### Reading text
──────────

11. Rights and Remedies Upon Event of Default. Upon and
after an Event of Default, the Agent shall have the following
rights and remedies on behalf of the Lenders in addition to any
rights and remedies set forth elsewhere in this Agreement, all of
which may be exercised with or, if allowed by law, without notice
to a Grantor:
(a) All of the rights and remedies of a secured party
under the Uniform Commercial Code of the state where such
rights and remedies are asserted, or under other applicable
law, all of which rights and remedies shall be cumulative,
and none of which shall be exclusive, to the extent
permitted by law, in addition to any other rights and
remedies contained in this Agreement, the Guaranty or any
other Loan Document;
(b) The right to foreclose the Liens and security
interests created under this Agreement by any available
judicial procedure or without judicial process;
(c) The right to (i) enter upon the premises of a
Grantor through selfhelp and without judicial process,
without first obtaining a final judgment or giving such
Grantor notice and opportunity for a hearing on the validity
of the Agent's claim and without any obligation to pay rent
to such Grantor, or any other place or places where any
Collateral is located and kept, and remove the Collateral
therefrom to the premises of the Agent or any agent of the
Agent, for such time as the Agent may desire, in order
effectively to collect or liquidate the Collateral, and (ii)
require such Grantor to assemble the Collateral and make it
available to the Agent at a place to be designated by the
Agent that is reasonably convenient to both parties;
(d) The right to (i) demand payment of the Accounts;
(ii) enforce payment of the Accounts, by legal proceedings
or otherwise; (iii) exercise all of a Grantor's rights and
remedies with respect to the collection of the Accounts and
General Intangibles; (iv) settle, adjust, compromise, extend
or renew the Accounts, General Intangibles and Contract
Rights; (v) settle, adjust or compromise any legal
proceedings brought to collect the Accounts; (vi) if
permitted by applicable law, sell or assign the Accounts,
General Intangibles and Contract Rights upon such terms, for
such amounts and at such time or times as the Agent deems
advisable; (vii) discharge and release the Accounts; (viii)
take control, in any manner, of any item of payment or
proceeds referred to in Section 4 above; (ix) prepare, file
and sign a Grantor's name on a Proof of Claim in bankruptcy
or similar document against any Account Debtor; (x) prepare,
file and sign a Grantor's name on any notice of Lien,
assignment or satisfaction of Lien or similar document in
connection with the Accounts; (xi) endorse the name of a
Grantor upon any chattel paper, document, instrument,
invoice, freight xxxx, xxxx of lading or similar document or
agreement relating to the Accounts, Inventory or Equipment;
(xii) use the information recorded on or contained in any
data processing equipment and computer hardware and software
relating to any Collateral to which a Grantor has access;
(xiii) to open such Grantor's mail and collect any and all
amounts due to such Grantor from Account Debtors; (xiv) to
take over such Grantor's post office boxes or make other
arrangements as the Agent, on behalf of the Secured Parties,
deems necessary to receive such Grantor's mail, including
notifying the post office authorities to change the address
for delivery of such Grantor's mail to such address as the
Agent, on behalf of the Secured Parties, may designate; and
(xv) to notify any or all Account Debtors that the Accounts
have been assigned to the Agent for the benefit of the
Secured Parties and that Agent has a security interest
therein for the benefit of the Secured Parties (provided
that the Agent may at any time give such notice to an
Account Debtor that is a department, agency or authority of
the United States government); each Grantor hereby agrees
that any such notice, in the Agent's sole discretion, may be
sent on such Grantor's stationery, in which event such
Grantor shall cosign such notice with the Agent; and (xvi)

──────────

### Input data
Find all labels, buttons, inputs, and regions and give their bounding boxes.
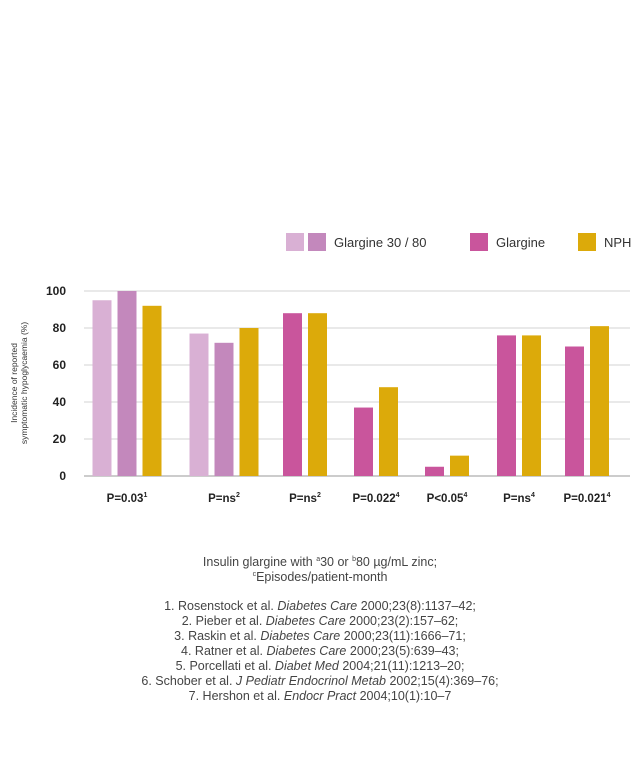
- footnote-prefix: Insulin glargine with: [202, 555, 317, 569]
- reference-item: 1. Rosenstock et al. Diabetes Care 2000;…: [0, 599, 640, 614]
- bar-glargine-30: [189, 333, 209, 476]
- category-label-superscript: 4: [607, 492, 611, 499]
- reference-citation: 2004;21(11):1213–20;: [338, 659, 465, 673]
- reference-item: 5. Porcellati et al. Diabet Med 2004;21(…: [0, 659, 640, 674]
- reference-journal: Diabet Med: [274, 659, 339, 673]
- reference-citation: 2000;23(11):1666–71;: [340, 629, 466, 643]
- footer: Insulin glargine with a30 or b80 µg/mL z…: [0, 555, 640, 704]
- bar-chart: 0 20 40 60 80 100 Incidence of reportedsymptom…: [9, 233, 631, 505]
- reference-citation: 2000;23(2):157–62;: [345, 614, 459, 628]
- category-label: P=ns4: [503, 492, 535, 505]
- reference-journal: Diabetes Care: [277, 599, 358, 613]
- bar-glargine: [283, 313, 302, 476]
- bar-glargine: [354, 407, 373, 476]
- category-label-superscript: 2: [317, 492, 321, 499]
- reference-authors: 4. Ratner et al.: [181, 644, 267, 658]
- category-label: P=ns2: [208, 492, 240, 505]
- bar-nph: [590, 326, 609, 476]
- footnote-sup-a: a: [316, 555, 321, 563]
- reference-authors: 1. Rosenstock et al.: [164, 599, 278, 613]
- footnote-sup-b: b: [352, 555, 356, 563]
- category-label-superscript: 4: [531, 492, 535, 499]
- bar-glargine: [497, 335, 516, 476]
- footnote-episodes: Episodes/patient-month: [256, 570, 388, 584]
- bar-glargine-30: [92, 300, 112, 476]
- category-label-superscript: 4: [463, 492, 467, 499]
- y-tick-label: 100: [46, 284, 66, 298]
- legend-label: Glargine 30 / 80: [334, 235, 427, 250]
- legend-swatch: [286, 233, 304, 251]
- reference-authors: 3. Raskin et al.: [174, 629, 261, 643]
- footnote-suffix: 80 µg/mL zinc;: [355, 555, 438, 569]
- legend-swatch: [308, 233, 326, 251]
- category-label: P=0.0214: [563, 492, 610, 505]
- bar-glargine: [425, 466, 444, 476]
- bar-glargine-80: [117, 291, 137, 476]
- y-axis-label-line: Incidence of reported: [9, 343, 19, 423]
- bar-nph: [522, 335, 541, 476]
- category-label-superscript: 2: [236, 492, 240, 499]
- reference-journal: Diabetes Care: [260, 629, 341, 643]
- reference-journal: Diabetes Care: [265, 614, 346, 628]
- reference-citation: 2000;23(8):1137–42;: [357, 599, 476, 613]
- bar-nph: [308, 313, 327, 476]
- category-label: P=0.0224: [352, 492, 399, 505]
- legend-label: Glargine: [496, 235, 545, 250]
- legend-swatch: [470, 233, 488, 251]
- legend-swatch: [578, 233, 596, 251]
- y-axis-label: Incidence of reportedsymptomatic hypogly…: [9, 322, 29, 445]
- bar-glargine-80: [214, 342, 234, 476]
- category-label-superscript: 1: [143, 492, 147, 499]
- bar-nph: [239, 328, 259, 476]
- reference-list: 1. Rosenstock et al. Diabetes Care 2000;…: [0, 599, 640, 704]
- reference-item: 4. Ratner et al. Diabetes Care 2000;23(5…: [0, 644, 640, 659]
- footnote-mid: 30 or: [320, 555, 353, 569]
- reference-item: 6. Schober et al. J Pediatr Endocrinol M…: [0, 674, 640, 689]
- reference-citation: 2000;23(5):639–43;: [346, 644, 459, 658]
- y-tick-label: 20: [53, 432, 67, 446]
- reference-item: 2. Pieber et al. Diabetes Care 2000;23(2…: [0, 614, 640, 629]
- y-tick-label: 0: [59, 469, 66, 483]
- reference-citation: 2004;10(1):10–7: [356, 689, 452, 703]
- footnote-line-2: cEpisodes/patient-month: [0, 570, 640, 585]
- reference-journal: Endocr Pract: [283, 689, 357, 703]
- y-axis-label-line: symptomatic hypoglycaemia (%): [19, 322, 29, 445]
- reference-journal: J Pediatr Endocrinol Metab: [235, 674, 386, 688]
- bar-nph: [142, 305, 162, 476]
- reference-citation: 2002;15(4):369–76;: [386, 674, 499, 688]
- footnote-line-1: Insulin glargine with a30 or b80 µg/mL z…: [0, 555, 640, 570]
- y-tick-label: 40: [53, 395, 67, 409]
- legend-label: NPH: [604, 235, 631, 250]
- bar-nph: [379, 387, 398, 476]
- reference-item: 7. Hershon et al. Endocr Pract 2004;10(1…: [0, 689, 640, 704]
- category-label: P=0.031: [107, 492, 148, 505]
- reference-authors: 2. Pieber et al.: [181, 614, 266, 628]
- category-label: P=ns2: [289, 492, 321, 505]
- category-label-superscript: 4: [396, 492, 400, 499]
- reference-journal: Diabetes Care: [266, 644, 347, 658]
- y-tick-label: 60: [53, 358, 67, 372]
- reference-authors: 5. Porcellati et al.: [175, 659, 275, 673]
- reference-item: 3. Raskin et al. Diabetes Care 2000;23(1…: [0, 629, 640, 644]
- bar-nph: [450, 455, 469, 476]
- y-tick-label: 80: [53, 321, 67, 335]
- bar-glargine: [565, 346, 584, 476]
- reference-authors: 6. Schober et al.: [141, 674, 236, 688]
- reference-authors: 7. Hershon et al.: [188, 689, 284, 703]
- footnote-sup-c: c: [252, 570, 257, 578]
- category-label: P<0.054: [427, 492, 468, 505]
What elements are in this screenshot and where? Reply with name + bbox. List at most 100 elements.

──────────

### Objectives
1. In the records, give the lines from the one containing "- footnote-prefix: Insulin" through the one containing "- reference-citation: 2004;21(11):1213–20;: [338, 659, 465, 673]" as a numbered list, with blank lines left out.
2. Continue the text on the Agent's rights and remedies upon an Event of Default from the point where it stops.

### Task-by-task answers
1.
1. - footnote-prefix: Insulin glargine with: [202, 555, 317, 569]
2. - reference-item: 1. Rosenstock et al. Diabetes Care 2000;…: [0, 599, 640, 614]
3. - bar-glargine-30: [189, 333, 209, 476]
4. - category-label-superscript: 4: [607, 492, 611, 499]
5. - reference-citation: 2004;21(11):1213–20;: [338, 659, 465, 673]

2.
do all acts and things and execute all documents necessary,
in Agent's sole discretion, to collect the Accounts and
General Intangibles; and
(e) The right to sell, assign, lease or to otherwise
dispose of all or any Collateral in its then existing
condition, or after any further manufacturing or processing
thereof, at public or private sale or sales, with such
notice as may be required by law, in lots or in bulk, for
cash or on credit, with or without representations and
warranties, all as the Agent, in its sole discretion, may
deem advisable. The Agent shall have the right to conduct
such sales on a Grantor's premises or elsewhere and shall
have the right to use a Grantor's premises without charge
for such sales for such time or times as the Agent may see
fit. The Agent may, if it deems it reasonable, postpone or
adjourn any sale of the Collateral from time to time by an
announcement at the time and place of such postponed or
adjourned sale, and such sale may, without further notice,
be made at the time and place to which it was so adjourned.
Each Grantor agrees that the Agent has no obligation to
preserve rights to the Collateral against prior parties or
to xxxxxxxx any Collateral for the benefit of any Person.
The Agent is hereby granted a license or other right to use,
without charge, each Grantor's labels, patents, copyrights,
rights of use of any name, trade secrets, trade names,
trademarks and advertising matter, or any property of a
similar nature, as it pertains to the Collateral, in
completing production of, advertising for sale and selling
any Collateral and a Grantor's rights under any license and
any franchise agreement shall inure to the Agent's benefit.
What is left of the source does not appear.